Problem details: Check each line of the entries below for the string "сума" and state how many lines have it, with no other text.

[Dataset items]
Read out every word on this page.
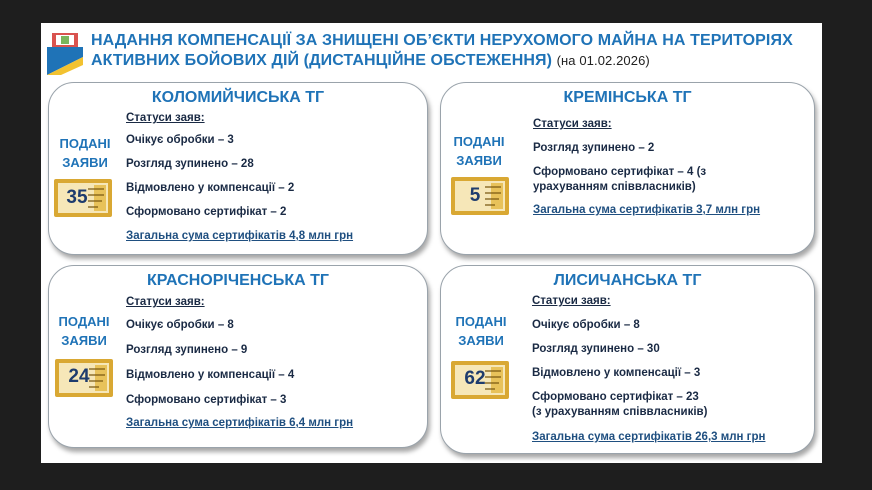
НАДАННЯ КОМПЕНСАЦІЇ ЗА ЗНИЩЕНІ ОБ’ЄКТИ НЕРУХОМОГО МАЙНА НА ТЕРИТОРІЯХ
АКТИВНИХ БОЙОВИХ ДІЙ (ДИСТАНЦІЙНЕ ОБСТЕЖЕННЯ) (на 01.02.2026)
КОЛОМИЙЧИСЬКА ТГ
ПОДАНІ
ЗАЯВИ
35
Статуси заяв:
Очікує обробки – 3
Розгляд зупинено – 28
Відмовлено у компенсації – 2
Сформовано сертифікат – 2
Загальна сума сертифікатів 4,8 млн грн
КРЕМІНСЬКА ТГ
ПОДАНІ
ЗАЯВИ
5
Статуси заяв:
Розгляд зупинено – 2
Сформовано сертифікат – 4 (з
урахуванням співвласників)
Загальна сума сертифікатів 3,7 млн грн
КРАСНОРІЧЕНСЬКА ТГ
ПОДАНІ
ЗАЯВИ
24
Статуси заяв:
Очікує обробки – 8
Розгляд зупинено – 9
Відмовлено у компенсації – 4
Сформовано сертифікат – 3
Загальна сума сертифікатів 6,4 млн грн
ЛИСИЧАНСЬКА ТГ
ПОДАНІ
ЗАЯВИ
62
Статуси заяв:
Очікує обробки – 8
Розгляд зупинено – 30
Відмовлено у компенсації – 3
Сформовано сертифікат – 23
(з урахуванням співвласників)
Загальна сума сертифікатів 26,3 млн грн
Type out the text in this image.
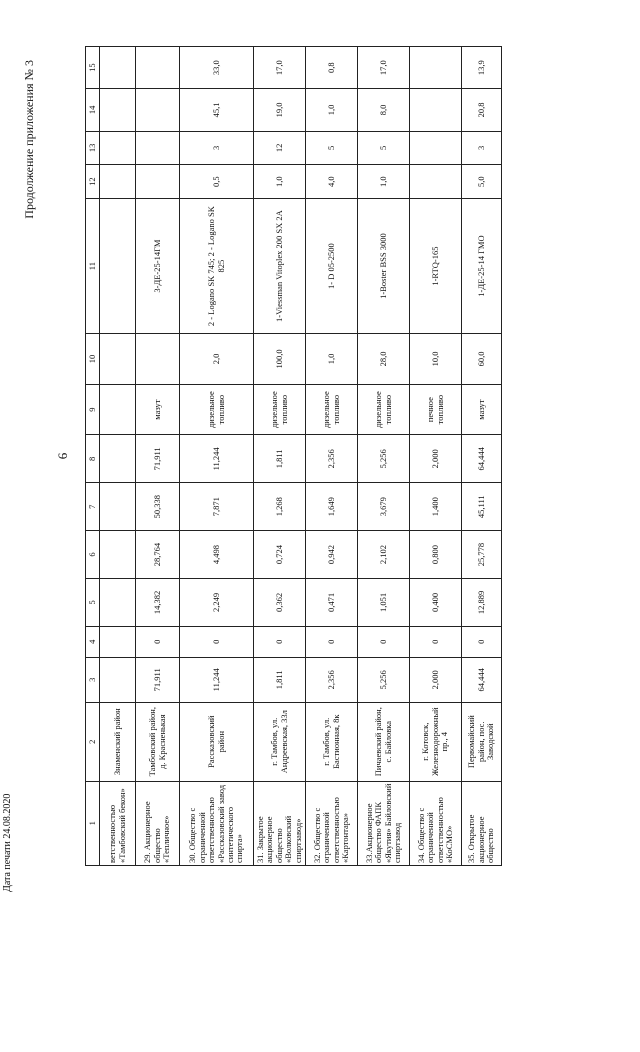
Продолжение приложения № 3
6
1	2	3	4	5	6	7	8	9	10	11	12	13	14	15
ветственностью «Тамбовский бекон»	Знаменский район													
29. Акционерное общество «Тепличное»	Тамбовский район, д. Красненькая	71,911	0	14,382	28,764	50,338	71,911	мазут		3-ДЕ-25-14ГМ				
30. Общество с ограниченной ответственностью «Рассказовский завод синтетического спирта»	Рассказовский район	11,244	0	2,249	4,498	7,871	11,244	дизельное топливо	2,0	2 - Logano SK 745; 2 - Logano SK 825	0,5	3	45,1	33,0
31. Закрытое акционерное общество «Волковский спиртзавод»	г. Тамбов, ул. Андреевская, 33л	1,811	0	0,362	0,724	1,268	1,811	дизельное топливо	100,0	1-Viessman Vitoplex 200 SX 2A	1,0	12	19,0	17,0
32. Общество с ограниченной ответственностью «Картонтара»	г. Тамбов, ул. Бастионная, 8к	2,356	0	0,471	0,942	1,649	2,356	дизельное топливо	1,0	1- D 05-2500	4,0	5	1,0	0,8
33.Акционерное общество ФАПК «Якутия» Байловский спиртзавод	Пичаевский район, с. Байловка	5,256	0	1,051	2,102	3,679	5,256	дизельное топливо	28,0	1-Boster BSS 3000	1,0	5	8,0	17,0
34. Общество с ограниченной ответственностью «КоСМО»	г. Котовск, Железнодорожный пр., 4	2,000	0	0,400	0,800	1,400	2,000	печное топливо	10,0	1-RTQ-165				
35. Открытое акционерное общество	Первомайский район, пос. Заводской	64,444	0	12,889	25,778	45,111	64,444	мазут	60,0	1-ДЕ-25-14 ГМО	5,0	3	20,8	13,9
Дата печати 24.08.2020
---
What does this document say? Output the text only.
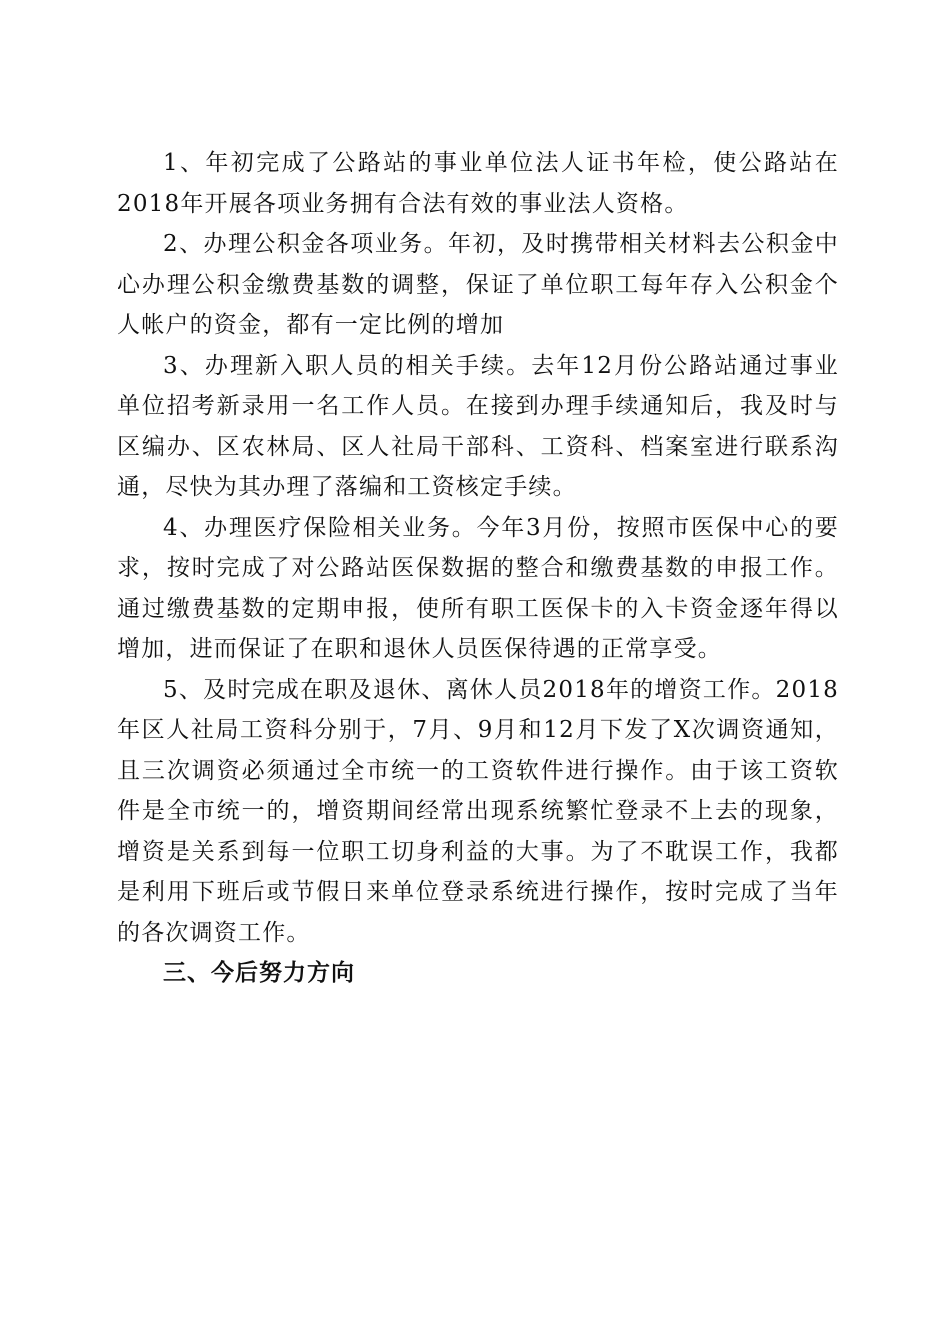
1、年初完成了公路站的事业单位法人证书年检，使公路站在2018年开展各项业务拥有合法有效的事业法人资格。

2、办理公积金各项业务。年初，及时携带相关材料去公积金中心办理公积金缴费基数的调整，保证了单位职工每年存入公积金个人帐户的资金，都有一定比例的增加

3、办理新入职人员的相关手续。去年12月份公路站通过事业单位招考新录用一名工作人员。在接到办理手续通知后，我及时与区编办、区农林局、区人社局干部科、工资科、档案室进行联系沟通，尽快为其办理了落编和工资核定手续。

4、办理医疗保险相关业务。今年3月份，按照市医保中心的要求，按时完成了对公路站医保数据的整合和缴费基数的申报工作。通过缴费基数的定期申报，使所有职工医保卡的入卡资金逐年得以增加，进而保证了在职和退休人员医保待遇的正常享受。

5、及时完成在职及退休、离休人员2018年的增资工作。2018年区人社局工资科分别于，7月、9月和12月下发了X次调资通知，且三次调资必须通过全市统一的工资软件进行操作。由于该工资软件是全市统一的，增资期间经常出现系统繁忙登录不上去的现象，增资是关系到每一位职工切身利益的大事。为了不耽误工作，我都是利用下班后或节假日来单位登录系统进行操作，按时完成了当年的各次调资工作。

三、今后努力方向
...
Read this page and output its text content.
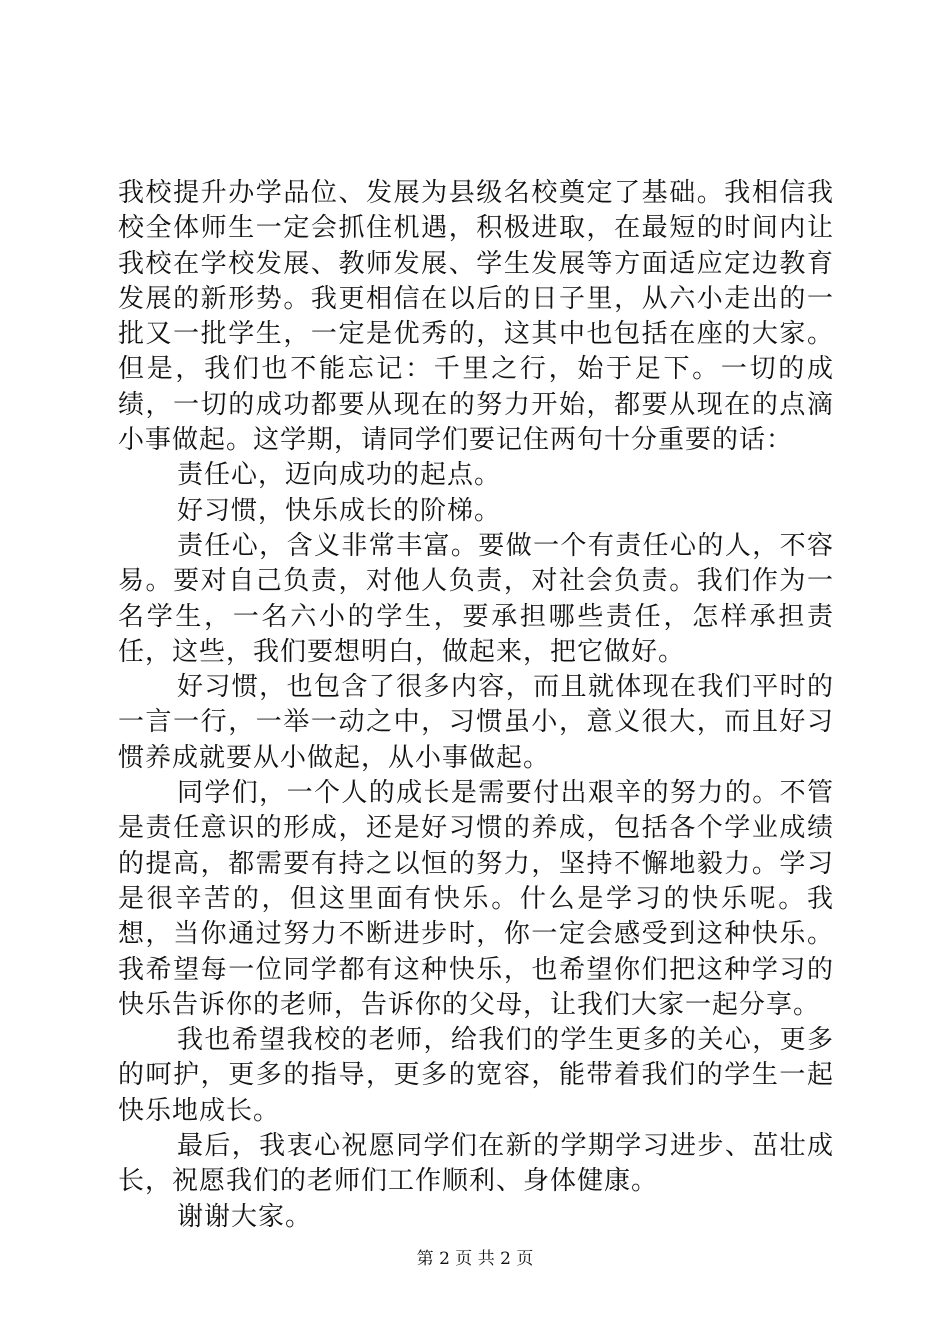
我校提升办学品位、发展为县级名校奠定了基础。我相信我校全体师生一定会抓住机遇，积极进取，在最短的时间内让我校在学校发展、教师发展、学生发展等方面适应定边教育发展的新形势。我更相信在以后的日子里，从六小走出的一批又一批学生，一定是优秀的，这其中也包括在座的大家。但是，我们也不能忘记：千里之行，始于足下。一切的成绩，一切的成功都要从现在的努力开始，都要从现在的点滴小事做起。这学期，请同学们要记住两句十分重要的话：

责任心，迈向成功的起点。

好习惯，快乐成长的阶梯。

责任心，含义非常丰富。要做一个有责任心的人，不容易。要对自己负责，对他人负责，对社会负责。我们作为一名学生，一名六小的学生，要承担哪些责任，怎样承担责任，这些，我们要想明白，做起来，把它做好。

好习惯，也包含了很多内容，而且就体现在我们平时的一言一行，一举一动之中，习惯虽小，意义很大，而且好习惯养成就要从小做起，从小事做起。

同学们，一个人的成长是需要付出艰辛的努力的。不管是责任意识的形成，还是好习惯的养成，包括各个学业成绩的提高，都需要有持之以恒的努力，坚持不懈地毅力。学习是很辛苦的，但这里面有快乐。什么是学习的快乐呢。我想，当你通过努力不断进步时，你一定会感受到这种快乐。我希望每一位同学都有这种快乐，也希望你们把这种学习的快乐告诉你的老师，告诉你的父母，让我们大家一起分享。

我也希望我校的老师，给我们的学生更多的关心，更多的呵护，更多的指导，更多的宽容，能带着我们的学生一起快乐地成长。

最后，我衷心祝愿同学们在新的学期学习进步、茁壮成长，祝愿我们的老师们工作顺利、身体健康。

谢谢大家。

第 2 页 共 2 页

Solution to the exercise: 4